Records contained in a dataset

----

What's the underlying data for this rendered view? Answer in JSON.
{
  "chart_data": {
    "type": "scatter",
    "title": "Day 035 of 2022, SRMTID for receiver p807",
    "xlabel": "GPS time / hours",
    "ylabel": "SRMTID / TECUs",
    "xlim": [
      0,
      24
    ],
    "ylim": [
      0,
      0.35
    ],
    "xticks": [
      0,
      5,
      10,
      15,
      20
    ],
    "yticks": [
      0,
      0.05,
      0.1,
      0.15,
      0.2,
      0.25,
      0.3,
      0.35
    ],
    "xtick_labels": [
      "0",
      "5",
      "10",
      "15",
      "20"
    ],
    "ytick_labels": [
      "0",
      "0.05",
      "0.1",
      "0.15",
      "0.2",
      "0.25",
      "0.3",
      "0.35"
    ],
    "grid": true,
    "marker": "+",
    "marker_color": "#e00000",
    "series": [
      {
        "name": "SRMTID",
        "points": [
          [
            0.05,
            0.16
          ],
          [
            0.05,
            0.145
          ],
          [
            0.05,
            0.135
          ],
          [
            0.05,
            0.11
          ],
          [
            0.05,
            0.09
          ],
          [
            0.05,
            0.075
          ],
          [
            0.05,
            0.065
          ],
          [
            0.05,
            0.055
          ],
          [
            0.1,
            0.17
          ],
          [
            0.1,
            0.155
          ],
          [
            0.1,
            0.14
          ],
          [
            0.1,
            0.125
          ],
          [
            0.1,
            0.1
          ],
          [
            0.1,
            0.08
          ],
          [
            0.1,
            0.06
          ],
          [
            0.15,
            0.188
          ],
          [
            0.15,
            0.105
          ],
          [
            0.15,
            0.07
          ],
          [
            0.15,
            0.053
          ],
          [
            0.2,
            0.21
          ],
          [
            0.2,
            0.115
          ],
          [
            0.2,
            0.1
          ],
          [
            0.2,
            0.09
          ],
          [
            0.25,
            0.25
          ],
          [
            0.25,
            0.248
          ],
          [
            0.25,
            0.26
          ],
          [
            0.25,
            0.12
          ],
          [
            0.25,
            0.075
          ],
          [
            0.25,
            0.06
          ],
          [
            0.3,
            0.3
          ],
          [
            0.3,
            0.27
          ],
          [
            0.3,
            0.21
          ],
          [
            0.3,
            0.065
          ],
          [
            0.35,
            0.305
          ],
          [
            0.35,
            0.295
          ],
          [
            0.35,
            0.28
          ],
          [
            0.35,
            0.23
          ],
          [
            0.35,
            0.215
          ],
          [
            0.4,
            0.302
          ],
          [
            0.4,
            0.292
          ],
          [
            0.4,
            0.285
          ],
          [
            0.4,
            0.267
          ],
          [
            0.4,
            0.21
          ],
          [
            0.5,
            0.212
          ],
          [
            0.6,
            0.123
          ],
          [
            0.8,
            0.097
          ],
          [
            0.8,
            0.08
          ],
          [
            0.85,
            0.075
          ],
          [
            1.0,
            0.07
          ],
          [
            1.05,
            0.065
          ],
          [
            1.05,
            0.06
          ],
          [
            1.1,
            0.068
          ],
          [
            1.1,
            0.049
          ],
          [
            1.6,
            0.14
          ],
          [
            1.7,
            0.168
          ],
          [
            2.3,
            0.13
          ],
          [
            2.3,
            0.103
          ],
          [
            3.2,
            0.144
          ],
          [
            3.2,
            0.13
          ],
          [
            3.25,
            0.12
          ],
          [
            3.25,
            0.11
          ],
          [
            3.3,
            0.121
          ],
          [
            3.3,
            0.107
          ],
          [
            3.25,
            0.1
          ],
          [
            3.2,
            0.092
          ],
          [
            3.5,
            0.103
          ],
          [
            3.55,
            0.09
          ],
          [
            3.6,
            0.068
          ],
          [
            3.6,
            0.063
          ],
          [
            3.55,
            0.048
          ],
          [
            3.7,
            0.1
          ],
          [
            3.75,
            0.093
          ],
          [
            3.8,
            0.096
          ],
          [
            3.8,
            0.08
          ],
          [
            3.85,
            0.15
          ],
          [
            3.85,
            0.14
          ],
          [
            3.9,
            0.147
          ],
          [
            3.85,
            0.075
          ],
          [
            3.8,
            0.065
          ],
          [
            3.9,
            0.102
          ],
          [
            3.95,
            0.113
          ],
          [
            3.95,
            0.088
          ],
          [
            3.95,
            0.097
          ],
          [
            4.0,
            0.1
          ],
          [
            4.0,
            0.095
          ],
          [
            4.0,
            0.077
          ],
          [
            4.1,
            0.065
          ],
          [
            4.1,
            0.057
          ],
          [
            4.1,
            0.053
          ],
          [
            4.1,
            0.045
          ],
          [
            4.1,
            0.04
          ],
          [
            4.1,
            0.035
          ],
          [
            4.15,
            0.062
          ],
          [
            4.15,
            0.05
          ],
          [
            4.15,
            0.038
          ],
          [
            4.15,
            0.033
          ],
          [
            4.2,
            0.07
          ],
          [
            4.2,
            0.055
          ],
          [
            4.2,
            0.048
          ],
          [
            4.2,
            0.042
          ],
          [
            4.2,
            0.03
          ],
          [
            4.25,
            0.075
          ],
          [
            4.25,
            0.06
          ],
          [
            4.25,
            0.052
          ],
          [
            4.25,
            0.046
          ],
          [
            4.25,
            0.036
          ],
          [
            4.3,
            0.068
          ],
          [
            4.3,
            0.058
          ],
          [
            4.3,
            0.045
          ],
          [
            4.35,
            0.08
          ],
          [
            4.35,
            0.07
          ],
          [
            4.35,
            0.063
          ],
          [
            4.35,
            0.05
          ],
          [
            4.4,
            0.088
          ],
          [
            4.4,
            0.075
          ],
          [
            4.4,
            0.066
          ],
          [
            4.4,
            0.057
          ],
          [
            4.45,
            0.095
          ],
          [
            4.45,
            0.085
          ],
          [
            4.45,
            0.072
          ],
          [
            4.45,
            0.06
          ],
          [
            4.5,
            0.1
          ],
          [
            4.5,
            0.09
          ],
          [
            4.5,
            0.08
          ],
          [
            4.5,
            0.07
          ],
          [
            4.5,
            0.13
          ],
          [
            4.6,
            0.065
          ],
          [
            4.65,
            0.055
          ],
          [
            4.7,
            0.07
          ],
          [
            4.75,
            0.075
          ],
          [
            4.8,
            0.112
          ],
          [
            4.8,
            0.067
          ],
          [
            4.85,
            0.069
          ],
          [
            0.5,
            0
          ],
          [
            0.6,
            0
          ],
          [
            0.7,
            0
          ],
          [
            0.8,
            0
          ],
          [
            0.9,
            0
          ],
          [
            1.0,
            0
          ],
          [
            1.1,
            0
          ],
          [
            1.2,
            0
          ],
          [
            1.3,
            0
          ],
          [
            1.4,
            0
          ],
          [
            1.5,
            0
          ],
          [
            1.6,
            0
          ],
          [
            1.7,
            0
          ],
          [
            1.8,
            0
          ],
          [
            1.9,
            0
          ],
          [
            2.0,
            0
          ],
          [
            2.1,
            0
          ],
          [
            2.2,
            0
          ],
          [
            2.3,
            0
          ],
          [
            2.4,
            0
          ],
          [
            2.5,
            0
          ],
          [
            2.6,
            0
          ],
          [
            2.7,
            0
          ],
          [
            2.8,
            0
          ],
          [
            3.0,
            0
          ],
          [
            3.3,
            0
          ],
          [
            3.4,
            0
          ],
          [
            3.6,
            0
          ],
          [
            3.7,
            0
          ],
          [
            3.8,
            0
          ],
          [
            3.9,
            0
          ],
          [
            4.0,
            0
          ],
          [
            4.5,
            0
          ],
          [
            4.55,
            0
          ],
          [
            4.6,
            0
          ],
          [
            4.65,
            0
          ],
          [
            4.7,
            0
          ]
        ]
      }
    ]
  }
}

----

Exercise prompt>
Give the records above again, word for word.

Complete answer>
What's the underlying data for this rendered view? Answer in JSON.
{
  "chart_data": {
    "type": "scatter",
    "title": "Day 035 of 2022, SRMTID for receiver p807",
    "xlabel": "GPS time / hours",
    "ylabel": "SRMTID / TECUs",
    "xlim": [
      0,
      24
    ],
    "ylim": [
      0,
      0.35
    ],
    "xticks": [
      0,
      5,
      10,
      15,
      20
    ],
    "yticks": [
      0,
      0.05,
      0.1,
      0.15,
      0.2,
      0.25,
      0.3,
      0.35
    ],
    "xtick_labels": [
      "0",
      "5",
      "10",
      "15",
      "20"
    ],
    "ytick_labels": [
      "0",
      "0.05",
      "0.1",
      "0.15",
      "0.2",
      "0.25",
      "0.3",
      "0.35"
    ],
    "grid": true,
    "marker": "+",
    "marker_color": "#e00000",
    "series": [
      {
        "name": "SRMTID",
        "points": [
          [
            0.05,
            0.16
          ],
          [
            0.05,
            0.145
          ],
          [
            0.05,
            0.135
          ],
          [
            0.05,
            0.11
          ],
          [
            0.05,
            0.09
          ],
          [
            0.05,
            0.075
          ],
          [
            0.05,
            0.065
          ],
          [
            0.05,
            0.055
          ],
          [
            0.1,
            0.17
          ],
          [
            0.1,
            0.155
          ],
          [
            0.1,
            0.14
          ],
          [
            0.1,
            0.125
          ],
          [
            0.1,
            0.1
          ],
          [
            0.1,
            0.08
          ],
          [
            0.1,
            0.06
          ],
          [
            0.15,
            0.188
          ],
          [
            0.15,
            0.105
          ],
          [
            0.15,
            0.07
          ],
          [
            0.15,
            0.053
          ],
          [
            0.2,
            0.21
          ],
          [
            0.2,
            0.115
          ],
          [
            0.2,
            0.1
          ],
          [
            0.2,
            0.09
          ],
          [
            0.25,
            0.25
          ],
          [
            0.25,
            0.248
          ],
          [
            0.25,
            0.26
          ],
          [
            0.25,
            0.12
          ],
          [
            0.25,
            0.075
          ],
          [
            0.25,
            0.06
          ],
          [
            0.3,
            0.3
          ],
          [
            0.3,
            0.27
          ],
          [
            0.3,
            0.21
          ],
          [
            0.3,
            0.065
          ],
          [
            0.35,
            0.305
          ],
          [
            0.35,
            0.295
          ],
          [
            0.35,
            0.28
          ],
          [
            0.35,
            0.23
          ],
          [
            0.35,
            0.215
          ],
          [
            0.4,
            0.302
          ],
          [
            0.4,
            0.292
          ],
          [
            0.4,
            0.285
          ],
          [
            0.4,
            0.267
          ],
          [
            0.4,
            0.21
          ],
          [
            0.5,
            0.212
          ],
          [
            0.6,
            0.123
          ],
          [
            0.8,
            0.097
          ],
          [
            0.8,
            0.08
          ],
          [
            0.85,
            0.075
          ],
          [
            1.0,
            0.07
          ],
          [
            1.05,
            0.065
          ],
          [
            1.05,
            0.06
          ],
          [
            1.1,
            0.068
          ],
          [
            1.1,
            0.049
          ],
          [
            1.6,
            0.14
          ],
          [
            1.7,
            0.168
          ],
          [
            2.3,
            0.13
          ],
          [
            2.3,
            0.103
          ],
          [
            3.2,
            0.144
          ],
          [
            3.2,
            0.13
          ],
          [
            3.25,
            0.12
          ],
          [
            3.25,
            0.11
          ],
          [
            3.3,
            0.121
          ],
          [
            3.3,
            0.107
          ],
          [
            3.25,
            0.1
          ],
          [
            3.2,
            0.092
          ],
          [
            3.5,
            0.103
          ],
          [
            3.55,
            0.09
          ],
          [
            3.6,
            0.068
          ],
          [
            3.6,
            0.063
          ],
          [
            3.55,
            0.048
          ],
          [
            3.7,
            0.1
          ],
          [
            3.75,
            0.093
          ],
          [
            3.8,
            0.096
          ],
          [
            3.8,
            0.08
          ],
          [
            3.85,
            0.15
          ],
          [
            3.85,
            0.14
          ],
          [
            3.9,
            0.147
          ],
          [
            3.85,
            0.075
          ],
          [
            3.8,
            0.065
          ],
          [
            3.9,
            0.102
          ],
          [
            3.95,
            0.113
          ],
          [
            3.95,
            0.088
          ],
          [
            3.95,
            0.097
          ],
          [
            4.0,
            0.1
          ],
          [
            4.0,
            0.095
          ],
          [
            4.0,
            0.077
          ],
          [
            4.1,
            0.065
          ],
          [
            4.1,
            0.057
          ],
          [
            4.1,
            0.053
          ],
          [
            4.1,
            0.045
          ],
          [
            4.1,
            0.04
          ],
          [
            4.1,
            0.035
          ],
          [
            4.15,
            0.062
          ],
          [
            4.15,
            0.05
          ],
          [
            4.15,
            0.038
          ],
          [
            4.15,
            0.033
          ],
          [
            4.2,
            0.07
          ],
          [
            4.2,
            0.055
          ],
          [
            4.2,
            0.048
          ],
          [
            4.2,
            0.042
          ],
          [
            4.2,
            0.03
          ],
          [
            4.25,
            0.075
          ],
          [
            4.25,
            0.06
          ],
          [
            4.25,
            0.052
          ],
          [
            4.25,
            0.046
          ],
          [
            4.25,
            0.036
          ],
          [
            4.3,
            0.068
          ],
          [
            4.3,
            0.058
          ],
          [
            4.3,
            0.045
          ],
          [
            4.35,
            0.08
          ],
          [
            4.35,
            0.07
          ],
          [
            4.35,
            0.063
          ],
          [
            4.35,
            0.05
          ],
          [
            4.4,
            0.088
          ],
          [
            4.4,
            0.075
          ],
          [
            4.4,
            0.066
          ],
          [
            4.4,
            0.057
          ],
          [
            4.45,
            0.095
          ],
          [
            4.45,
            0.085
          ],
          [
            4.45,
            0.072
          ],
          [
            4.45,
            0.06
          ],
          [
            4.5,
            0.1
          ],
          [
            4.5,
            0.09
          ],
          [
            4.5,
            0.08
          ],
          [
            4.5,
            0.07
          ],
          [
            4.5,
            0.13
          ],
          [
            4.6,
            0.065
          ],
          [
            4.65,
            0.055
          ],
          [
            4.7,
            0.07
          ],
          [
            4.75,
            0.075
          ],
          [
            4.8,
            0.112
          ],
          [
            4.8,
            0.067
          ],
          [
            4.85,
            0.069
          ],
          [
            0.5,
            0
          ],
          [
            0.6,
            0
          ],
          [
            0.7,
            0
          ],
          [
            0.8,
            0
          ],
          [
            0.9,
            0
          ],
          [
            1.0,
            0
          ],
          [
            1.1,
            0
          ],
          [
            1.2,
            0
          ],
          [
            1.3,
            0
          ],
          [
            1.4,
            0
          ],
          [
            1.5,
            0
          ],
          [
            1.6,
            0
          ],
          [
            1.7,
            0
          ],
          [
            1.8,
            0
          ],
          [
            1.9,
            0
          ],
          [
            2.0,
            0
          ],
          [
            2.1,
            0
          ],
          [
            2.2,
            0
          ],
          [
            2.3,
            0
          ],
          [
            2.4,
            0
          ],
          [
            2.5,
            0
          ],
          [
            2.6,
            0
          ],
          [
            2.7,
            0
          ],
          [
            2.8,
            0
          ],
          [
            3.0,
            0
          ],
          [
            3.3,
            0
          ],
          [
            3.4,
            0
          ],
          [
            3.6,
            0
          ],
          [
            3.7,
            0
          ],
          [
            3.8,
            0
          ],
          [
            3.9,
            0
          ],
          [
            4.0,
            0
          ],
          [
            4.5,
            0
          ],
          [
            4.55,
            0
          ],
          [
            4.6,
            0
          ],
          [
            4.65,
            0
          ],
          [
            4.7,
            0
          ]
        ]
      }
    ]
  }
}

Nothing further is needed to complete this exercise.